── Exercise material

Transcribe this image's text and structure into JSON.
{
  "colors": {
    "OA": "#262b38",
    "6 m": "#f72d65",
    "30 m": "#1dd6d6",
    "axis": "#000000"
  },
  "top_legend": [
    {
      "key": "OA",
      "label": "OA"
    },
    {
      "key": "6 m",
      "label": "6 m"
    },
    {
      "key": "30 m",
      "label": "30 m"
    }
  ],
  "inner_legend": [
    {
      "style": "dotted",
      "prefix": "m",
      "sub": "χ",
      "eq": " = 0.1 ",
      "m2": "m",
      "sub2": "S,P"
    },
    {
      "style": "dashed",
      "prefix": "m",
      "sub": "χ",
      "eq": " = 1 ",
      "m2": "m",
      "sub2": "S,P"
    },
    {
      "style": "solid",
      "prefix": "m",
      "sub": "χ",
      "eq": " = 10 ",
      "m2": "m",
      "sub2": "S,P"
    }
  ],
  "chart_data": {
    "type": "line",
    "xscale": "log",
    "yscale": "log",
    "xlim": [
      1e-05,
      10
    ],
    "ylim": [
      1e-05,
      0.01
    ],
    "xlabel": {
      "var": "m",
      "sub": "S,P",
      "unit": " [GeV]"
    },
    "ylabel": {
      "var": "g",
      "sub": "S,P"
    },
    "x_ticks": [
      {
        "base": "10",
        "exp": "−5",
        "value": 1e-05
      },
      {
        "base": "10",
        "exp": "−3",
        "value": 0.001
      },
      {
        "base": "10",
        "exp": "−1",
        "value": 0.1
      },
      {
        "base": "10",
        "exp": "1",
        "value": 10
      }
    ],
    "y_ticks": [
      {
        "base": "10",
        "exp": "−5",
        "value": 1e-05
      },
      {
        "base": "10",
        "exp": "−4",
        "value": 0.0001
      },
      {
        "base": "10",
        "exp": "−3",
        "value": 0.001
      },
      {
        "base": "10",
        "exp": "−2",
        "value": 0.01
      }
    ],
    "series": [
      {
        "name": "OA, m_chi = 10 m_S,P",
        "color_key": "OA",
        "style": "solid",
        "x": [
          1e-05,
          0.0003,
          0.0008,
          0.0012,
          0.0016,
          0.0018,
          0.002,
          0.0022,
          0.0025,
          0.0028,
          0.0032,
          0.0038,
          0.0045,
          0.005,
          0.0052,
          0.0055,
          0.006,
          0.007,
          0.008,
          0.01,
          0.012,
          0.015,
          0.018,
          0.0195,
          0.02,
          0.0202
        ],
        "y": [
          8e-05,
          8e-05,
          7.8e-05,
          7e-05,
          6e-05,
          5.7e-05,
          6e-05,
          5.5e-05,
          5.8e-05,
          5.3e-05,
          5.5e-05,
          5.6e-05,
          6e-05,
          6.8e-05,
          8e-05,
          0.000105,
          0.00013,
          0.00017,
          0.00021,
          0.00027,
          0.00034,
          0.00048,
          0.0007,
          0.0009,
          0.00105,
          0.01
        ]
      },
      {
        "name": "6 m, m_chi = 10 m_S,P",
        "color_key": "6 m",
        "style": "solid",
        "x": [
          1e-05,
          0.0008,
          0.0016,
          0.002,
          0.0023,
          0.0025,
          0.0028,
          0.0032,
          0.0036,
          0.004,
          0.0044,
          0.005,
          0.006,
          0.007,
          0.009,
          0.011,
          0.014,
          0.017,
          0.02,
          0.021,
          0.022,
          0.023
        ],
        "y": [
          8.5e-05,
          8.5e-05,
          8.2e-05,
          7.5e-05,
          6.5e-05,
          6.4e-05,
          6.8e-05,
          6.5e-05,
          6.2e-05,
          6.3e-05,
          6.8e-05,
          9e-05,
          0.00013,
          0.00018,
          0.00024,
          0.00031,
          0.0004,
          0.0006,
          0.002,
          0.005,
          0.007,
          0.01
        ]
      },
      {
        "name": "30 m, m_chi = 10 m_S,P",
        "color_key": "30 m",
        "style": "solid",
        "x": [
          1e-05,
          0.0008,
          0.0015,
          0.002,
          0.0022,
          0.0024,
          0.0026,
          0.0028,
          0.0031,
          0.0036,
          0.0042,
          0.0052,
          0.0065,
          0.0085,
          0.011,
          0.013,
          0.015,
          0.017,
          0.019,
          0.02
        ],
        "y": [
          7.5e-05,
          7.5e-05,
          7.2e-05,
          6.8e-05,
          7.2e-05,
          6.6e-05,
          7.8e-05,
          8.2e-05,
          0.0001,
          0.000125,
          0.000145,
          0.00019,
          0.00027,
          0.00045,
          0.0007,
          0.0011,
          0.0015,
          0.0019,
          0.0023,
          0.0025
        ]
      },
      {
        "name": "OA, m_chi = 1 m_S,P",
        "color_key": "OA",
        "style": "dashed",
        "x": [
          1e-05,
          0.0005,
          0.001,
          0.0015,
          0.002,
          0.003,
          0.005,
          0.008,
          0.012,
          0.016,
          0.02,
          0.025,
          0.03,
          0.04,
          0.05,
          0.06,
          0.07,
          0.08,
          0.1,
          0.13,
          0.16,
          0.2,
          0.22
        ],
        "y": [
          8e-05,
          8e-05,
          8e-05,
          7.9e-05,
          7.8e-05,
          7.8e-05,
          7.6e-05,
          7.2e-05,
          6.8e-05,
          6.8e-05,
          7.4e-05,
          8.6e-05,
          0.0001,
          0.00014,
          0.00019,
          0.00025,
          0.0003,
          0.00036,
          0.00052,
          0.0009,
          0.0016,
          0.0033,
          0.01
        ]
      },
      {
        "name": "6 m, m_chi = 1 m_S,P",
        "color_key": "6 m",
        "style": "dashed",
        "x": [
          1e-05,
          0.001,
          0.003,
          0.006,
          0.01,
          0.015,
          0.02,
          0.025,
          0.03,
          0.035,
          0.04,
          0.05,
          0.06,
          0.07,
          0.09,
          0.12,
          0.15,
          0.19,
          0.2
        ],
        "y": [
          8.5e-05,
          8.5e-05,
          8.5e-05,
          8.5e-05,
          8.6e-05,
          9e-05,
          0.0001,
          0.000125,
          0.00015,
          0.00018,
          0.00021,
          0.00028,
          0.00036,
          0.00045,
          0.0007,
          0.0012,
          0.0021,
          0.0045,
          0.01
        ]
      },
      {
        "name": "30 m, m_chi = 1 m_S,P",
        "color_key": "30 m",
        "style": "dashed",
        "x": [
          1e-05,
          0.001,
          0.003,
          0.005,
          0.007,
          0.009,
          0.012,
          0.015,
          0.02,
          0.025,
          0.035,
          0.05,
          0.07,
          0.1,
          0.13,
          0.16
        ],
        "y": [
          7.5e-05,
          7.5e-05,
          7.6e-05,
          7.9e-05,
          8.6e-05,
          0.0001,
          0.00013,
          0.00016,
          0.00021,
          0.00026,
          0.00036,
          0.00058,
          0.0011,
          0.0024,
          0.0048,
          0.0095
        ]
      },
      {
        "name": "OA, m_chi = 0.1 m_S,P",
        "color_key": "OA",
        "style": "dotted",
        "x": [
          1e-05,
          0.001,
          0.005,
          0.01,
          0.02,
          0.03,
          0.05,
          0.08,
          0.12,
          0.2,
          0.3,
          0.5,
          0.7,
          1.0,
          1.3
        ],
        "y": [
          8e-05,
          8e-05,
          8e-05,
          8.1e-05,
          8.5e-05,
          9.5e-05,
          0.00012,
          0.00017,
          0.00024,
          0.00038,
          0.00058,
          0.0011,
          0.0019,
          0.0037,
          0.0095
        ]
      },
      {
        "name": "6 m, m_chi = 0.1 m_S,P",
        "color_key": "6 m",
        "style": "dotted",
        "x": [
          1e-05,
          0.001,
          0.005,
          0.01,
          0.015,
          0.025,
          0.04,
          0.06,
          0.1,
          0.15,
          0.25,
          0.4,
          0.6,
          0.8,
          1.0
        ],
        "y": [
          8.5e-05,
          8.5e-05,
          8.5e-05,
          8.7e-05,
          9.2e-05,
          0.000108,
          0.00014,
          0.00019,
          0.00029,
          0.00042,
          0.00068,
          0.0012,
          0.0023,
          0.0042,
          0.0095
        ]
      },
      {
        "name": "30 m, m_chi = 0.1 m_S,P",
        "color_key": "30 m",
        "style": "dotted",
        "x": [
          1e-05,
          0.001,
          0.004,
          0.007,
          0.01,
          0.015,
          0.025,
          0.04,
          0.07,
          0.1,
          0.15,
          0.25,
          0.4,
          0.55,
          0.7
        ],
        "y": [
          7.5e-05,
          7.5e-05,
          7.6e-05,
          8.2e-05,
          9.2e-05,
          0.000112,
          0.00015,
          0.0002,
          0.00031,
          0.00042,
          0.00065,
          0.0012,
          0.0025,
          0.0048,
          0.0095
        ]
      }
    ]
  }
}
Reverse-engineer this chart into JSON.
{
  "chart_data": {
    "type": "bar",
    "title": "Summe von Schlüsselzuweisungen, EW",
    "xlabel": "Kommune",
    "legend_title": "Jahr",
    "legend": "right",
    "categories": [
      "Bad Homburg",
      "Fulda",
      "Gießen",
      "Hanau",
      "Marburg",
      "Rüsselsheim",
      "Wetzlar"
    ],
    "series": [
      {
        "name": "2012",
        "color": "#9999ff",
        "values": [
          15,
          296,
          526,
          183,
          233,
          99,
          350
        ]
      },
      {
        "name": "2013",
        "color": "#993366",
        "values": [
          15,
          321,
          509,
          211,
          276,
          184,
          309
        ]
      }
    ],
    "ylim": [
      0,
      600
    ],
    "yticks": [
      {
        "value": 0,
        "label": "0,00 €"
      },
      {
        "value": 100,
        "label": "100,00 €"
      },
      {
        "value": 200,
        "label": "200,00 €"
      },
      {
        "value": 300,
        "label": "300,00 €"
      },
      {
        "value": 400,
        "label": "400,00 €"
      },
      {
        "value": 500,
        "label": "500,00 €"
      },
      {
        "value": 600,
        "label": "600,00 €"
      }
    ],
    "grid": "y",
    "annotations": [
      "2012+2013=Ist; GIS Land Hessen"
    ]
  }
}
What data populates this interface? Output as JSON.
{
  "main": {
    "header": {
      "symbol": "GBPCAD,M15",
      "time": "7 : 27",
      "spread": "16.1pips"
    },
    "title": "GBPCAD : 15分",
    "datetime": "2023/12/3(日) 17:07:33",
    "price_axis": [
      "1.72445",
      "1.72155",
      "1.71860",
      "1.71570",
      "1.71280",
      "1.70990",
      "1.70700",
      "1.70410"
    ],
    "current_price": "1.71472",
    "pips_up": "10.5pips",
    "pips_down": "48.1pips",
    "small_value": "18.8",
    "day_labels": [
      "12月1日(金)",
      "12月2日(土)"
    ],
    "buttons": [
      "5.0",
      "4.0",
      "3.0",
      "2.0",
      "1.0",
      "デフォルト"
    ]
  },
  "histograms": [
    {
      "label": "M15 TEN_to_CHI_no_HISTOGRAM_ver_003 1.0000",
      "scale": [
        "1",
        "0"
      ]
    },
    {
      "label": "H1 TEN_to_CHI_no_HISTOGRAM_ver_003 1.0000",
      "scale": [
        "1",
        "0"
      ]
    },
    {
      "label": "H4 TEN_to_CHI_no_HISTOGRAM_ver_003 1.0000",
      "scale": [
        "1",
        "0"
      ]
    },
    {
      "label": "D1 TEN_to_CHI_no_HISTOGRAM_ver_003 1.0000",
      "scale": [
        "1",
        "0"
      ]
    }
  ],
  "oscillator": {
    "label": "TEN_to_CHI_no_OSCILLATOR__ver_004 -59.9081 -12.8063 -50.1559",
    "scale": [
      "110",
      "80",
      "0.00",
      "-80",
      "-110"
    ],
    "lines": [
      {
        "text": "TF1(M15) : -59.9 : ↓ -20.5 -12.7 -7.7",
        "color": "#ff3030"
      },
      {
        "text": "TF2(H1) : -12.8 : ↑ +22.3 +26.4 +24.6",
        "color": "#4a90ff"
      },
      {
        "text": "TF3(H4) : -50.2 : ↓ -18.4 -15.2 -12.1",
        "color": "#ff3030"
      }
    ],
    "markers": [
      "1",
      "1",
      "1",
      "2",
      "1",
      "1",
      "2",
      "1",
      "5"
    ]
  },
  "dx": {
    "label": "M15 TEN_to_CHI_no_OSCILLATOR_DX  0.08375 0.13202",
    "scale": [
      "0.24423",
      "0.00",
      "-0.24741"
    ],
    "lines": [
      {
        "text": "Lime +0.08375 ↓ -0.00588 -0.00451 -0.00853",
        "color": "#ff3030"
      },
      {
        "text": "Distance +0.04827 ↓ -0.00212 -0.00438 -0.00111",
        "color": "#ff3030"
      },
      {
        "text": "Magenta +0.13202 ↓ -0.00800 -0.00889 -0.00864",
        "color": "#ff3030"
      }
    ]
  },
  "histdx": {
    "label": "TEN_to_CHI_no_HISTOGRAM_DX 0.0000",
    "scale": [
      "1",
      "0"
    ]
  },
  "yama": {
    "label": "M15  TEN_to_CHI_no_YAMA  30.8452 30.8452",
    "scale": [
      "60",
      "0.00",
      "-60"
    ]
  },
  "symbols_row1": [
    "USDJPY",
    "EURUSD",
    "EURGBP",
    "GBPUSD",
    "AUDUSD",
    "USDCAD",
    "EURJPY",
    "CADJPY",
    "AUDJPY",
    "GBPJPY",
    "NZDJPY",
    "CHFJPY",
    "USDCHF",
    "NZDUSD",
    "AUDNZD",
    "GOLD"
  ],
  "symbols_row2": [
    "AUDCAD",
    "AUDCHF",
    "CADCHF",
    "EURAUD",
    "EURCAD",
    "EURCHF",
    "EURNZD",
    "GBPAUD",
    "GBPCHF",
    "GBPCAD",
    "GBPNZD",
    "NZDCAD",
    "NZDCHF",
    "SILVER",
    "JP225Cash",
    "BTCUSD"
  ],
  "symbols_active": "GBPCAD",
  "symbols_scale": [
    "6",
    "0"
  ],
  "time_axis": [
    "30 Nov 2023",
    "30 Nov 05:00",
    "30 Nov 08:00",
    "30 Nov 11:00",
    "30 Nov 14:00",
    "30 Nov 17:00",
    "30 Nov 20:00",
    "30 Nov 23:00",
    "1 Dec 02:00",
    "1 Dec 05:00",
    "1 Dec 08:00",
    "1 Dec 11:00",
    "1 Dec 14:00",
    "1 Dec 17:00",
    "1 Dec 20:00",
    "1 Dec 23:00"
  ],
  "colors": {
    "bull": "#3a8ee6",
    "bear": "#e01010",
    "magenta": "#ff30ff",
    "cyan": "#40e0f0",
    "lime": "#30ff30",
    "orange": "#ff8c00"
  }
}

────

§ **Work instructions**: Gather all lines from the listing above in which "JSON" occurs.

§ **Exercise output**:
Transcribe this image's text and structure into JSON.
Reverse-engineer this chart into JSON.
What data populates this interface? Output as JSON.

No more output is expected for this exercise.